» EXERCISE DIRECTIONS: Copy down all of the data underneath, exactly as shown.

-------- GIVEN INFORMATION --------

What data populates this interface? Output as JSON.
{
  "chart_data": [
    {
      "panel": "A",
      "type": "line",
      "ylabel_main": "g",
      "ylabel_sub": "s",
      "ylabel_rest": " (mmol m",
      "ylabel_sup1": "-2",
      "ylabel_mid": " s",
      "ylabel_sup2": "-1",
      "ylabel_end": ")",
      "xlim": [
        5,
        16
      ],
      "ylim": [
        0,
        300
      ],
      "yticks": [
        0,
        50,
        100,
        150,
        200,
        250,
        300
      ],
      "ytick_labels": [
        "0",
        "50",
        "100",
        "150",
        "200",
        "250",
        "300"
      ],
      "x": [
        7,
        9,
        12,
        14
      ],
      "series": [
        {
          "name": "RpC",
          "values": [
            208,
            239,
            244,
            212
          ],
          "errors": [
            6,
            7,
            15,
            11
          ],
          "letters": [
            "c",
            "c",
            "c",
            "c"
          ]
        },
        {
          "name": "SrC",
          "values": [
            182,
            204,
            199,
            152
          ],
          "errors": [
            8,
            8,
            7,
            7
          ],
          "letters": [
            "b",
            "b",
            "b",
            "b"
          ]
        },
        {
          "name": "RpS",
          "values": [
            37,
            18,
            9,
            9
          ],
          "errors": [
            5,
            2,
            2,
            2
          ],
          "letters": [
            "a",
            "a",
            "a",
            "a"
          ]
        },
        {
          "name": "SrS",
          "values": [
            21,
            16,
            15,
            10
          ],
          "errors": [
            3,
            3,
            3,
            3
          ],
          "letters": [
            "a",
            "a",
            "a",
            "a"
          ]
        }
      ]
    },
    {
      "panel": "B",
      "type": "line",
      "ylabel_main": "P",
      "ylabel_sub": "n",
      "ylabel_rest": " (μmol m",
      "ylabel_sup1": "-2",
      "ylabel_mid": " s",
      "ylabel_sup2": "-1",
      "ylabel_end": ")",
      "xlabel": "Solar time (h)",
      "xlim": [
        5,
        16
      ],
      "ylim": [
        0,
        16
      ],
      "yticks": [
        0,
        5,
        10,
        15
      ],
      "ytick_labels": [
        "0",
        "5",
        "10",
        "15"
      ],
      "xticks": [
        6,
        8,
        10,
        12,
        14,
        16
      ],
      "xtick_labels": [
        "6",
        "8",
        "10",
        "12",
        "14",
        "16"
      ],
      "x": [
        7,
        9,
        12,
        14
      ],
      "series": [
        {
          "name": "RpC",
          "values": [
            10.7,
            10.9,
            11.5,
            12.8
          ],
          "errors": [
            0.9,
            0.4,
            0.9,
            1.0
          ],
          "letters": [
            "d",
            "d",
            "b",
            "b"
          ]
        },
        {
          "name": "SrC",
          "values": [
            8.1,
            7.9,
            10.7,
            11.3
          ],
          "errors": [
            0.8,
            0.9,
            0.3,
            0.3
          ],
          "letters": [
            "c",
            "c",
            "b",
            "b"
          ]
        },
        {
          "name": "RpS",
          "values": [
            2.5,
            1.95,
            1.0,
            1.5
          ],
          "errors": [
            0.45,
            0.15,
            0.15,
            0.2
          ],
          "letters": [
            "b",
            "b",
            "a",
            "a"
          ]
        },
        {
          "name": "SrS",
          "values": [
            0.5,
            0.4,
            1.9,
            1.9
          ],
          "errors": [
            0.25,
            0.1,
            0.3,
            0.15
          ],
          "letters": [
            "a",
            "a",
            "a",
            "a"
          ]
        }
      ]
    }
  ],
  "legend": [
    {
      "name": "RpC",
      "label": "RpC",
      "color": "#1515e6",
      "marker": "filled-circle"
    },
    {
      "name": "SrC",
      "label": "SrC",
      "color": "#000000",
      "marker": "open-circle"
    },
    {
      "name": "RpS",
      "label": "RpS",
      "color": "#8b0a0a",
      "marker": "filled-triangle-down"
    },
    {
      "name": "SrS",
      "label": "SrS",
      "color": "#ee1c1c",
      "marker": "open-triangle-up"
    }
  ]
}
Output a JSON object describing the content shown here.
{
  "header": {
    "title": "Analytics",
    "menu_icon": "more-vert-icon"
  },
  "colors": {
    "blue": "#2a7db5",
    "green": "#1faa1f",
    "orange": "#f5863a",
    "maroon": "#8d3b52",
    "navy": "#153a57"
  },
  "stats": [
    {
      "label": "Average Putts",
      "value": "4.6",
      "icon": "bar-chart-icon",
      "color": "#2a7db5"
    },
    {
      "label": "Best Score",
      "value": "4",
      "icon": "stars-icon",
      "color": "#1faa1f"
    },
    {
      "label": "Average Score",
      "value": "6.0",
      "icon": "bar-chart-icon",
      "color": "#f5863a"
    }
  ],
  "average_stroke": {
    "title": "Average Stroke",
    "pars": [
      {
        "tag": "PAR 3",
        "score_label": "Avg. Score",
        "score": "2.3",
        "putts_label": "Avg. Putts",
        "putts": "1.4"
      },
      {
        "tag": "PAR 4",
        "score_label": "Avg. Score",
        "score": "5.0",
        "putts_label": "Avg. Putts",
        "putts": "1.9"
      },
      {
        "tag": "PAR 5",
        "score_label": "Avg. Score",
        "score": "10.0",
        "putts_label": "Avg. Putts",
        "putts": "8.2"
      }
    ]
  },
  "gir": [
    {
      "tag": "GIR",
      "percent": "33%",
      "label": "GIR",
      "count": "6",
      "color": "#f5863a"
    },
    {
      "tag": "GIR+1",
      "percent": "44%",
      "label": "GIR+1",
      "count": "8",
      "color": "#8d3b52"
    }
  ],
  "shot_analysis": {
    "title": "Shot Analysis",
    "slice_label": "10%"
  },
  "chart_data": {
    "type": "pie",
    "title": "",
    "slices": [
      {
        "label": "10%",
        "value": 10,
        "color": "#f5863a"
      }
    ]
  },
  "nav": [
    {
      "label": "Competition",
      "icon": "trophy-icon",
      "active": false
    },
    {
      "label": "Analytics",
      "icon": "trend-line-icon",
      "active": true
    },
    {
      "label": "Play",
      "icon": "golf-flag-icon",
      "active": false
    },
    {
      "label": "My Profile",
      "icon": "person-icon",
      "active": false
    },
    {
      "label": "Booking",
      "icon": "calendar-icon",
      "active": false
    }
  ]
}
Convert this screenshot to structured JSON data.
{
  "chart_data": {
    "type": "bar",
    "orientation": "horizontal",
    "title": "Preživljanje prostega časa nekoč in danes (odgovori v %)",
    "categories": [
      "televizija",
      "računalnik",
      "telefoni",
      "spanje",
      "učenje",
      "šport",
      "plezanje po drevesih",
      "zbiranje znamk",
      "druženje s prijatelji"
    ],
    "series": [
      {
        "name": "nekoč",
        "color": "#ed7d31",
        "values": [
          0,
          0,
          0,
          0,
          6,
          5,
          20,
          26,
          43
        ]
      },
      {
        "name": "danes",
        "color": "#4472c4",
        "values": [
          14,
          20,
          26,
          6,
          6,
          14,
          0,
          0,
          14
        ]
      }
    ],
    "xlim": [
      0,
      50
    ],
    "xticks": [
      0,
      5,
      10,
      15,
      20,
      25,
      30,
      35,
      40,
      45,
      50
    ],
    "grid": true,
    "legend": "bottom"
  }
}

--------

» RESULT BELOW:
What data populates this interface? Output as JSON.
{
  "chart_data": [
    {
      "panel": "A",
      "type": "line",
      "ylabel_main": "g",
      "ylabel_sub": "s",
      "ylabel_rest": " (mmol m",
      "ylabel_sup1": "-2",
      "ylabel_mid": " s",
      "ylabel_sup2": "-1",
      "ylabel_end": ")",
      "xlim": [
        5,
        16
      ],
      "ylim": [
        0,
        300
      ],
      "yticks": [
        0,
        50,
        100,
        150,
        200,
        250,
        300
      ],
      "ytick_labels": [
        "0",
        "50",
        "100",
        "150",
        "200",
        "250",
        "300"
      ],
      "x": [
        7,
        9,
        12,
        14
      ],
      "series": [
        {
          "name": "RpC",
          "values": [
            208,
            239,
            244,
            212
          ],
          "errors": [
            6,
            7,
            15,
            11
          ],
          "letters": [
            "c",
            "c",
            "c",
            "c"
          ]
        },
        {
          "name": "SrC",
          "values": [
            182,
            204,
            199,
            152
          ],
          "errors": [
            8,
            8,
            7,
            7
          ],
          "letters": [
            "b",
            "b",
            "b",
            "b"
          ]
        },
        {
          "name": "RpS",
          "values": [
            37,
            18,
            9,
            9
          ],
          "errors": [
            5,
            2,
            2,
            2
          ],
          "letters": [
            "a",
            "a",
            "a",
            "a"
          ]
        },
        {
          "name": "SrS",
          "values": [
            21,
            16,
            15,
            10
          ],
          "errors": [
            3,
            3,
            3,
            3
          ],
          "letters": [
            "a",
            "a",
            "a",
            "a"
          ]
        }
      ]
    },
    {
      "panel": "B",
      "type": "line",
      "ylabel_main": "P",
      "ylabel_sub": "n",
      "ylabel_rest": " (μmol m",
      "ylabel_sup1": "-2",
      "ylabel_mid": " s",
      "ylabel_sup2": "-1",
      "ylabel_end": ")",
      "xlabel": "Solar time (h)",
      "xlim": [
        5,
        16
      ],
      "ylim": [
        0,
        16
      ],
      "yticks": [
        0,
        5,
        10,
        15
      ],
      "ytick_labels": [
        "0",
        "5",
        "10",
        "15"
      ],
      "xticks": [
        6,
        8,
        10,
        12,
        14,
        16
      ],
      "xtick_labels": [
        "6",
        "8",
        "10",
        "12",
        "14",
        "16"
      ],
      "x": [
        7,
        9,
        12,
        14
      ],
      "series": [
        {
          "name": "RpC",
          "values": [
            10.7,
            10.9,
            11.5,
            12.8
          ],
          "errors": [
            0.9,
            0.4,
            0.9,
            1.0
          ],
          "letters": [
            "d",
            "d",
            "b",
            "b"
          ]
        },
        {
          "name": "SrC",
          "values": [
            8.1,
            7.9,
            10.7,
            11.3
          ],
          "errors": [
            0.8,
            0.9,
            0.3,
            0.3
          ],
          "letters": [
            "c",
            "c",
            "b",
            "b"
          ]
        },
        {
          "name": "RpS",
          "values": [
            2.5,
            1.95,
            1.0,
            1.5
          ],
          "errors": [
            0.45,
            0.15,
            0.15,
            0.2
          ],
          "letters": [
            "b",
            "b",
            "a",
            "a"
          ]
        },
        {
          "name": "SrS",
          "values": [
            0.5,
            0.4,
            1.9,
            1.9
          ],
          "errors": [
            0.25,
            0.1,
            0.3,
            0.15
          ],
          "letters": [
            "a",
            "a",
            "a",
            "a"
          ]
        }
      ]
    }
  ],
  "legend": [
    {
      "name": "RpC",
      "label": "RpC",
      "color": "#1515e6",
      "marker": "filled-circle"
    },
    {
      "name": "SrC",
      "label": "SrC",
      "color": "#000000",
      "marker": "open-circle"
    },
    {
      "name": "RpS",
      "label": "RpS",
      "color": "#8b0a0a",
      "marker": "filled-triangle-down"
    },
    {
      "name": "SrS",
      "label": "SrS",
      "color": "#ee1c1c",
      "marker": "open-triangle-up"
    }
  ]
}
Output a JSON object describing the content shown here.
{
  "header": {
    "title": "Analytics",
    "menu_icon": "more-vert-icon"
  },
  "colors": {
    "blue": "#2a7db5",
    "green": "#1faa1f",
    "orange": "#f5863a",
    "maroon": "#8d3b52",
    "navy": "#153a57"
  },
  "stats": [
    {
      "label": "Average Putts",
      "value": "4.6",
      "icon": "bar-chart-icon",
      "color": "#2a7db5"
    },
    {
      "label": "Best Score",
      "value": "4",
      "icon": "stars-icon",
      "color": "#1faa1f"
    },
    {
      "label": "Average Score",
      "value": "6.0",
      "icon": "bar-chart-icon",
      "color": "#f5863a"
    }
  ],
  "average_stroke": {
    "title": "Average Stroke",
    "pars": [
      {
        "tag": "PAR 3",
        "score_label": "Avg. Score",
        "score": "2.3",
        "putts_label": "Avg. Putts",
        "putts": "1.4"
      },
      {
        "tag": "PAR 4",
        "score_label": "Avg. Score",
        "score": "5.0",
        "putts_label": "Avg. Putts",
        "putts": "1.9"
      },
      {
        "tag": "PAR 5",
        "score_label": "Avg. Score",
        "score": "10.0",
        "putts_label": "Avg. Putts",
        "putts": "8.2"
      }
    ]
  },
  "gir": [
    {
      "tag": "GIR",
      "percent": "33%",
      "label": "GIR",
      "count": "6",
      "color": "#f5863a"
    },
    {
      "tag": "GIR+1",
      "percent": "44%",
      "label": "GIR+1",
      "count": "8",
      "color": "#8d3b52"
    }
  ],
  "shot_analysis": {
    "title": "Shot Analysis",
    "slice_label": "10%"
  },
  "chart_data": {
    "type": "pie",
    "title": "",
    "slices": [
      {
        "label": "10%",
        "value": 10,
        "color": "#f5863a"
      }
    ]
  },
  "nav": [
    {
      "label": "Competition",
      "icon": "trophy-icon",
      "active": false
    },
    {
      "label": "Analytics",
      "icon": "trend-line-icon",
      "active": true
    },
    {
      "label": "Play",
      "icon": "golf-flag-icon",
      "active": false
    },
    {
      "label": "My Profile",
      "icon": "person-icon",
      "active": false
    },
    {
      "label": "Booking",
      "icon": "calendar-icon",
      "active": false
    }
  ]
}
Convert this screenshot to structured JSON data.
{
  "chart_data": {
    "type": "bar",
    "orientation": "horizontal",
    "title": "Preživljanje prostega časa nekoč in danes (odgovori v %)",
    "categories": [
      "televizija",
      "računalnik",
      "telefoni",
      "spanje",
      "učenje",
      "šport",
      "plezanje po drevesih",
      "zbiranje znamk",
      "druženje s prijatelji"
    ],
    "series": [
      {
        "name": "nekoč",
        "color": "#ed7d31",
        "values": [
          0,
          0,
          0,
          0,
          6,
          5,
          20,
          26,
          43
        ]
      },
      {
        "name": "danes",
        "color": "#4472c4",
        "values": [
          14,
          20,
          26,
          6,
          6,
          14,
          0,
          0,
          14
        ]
      }
    ],
    "xlim": [
      0,
      50
    ],
    "xticks": [
      0,
      5,
      10,
      15,
      20,
      25,
      30,
      35,
      40,
      45,
      50
    ],
    "grid": true,
    "legend": "bottom"
  }
}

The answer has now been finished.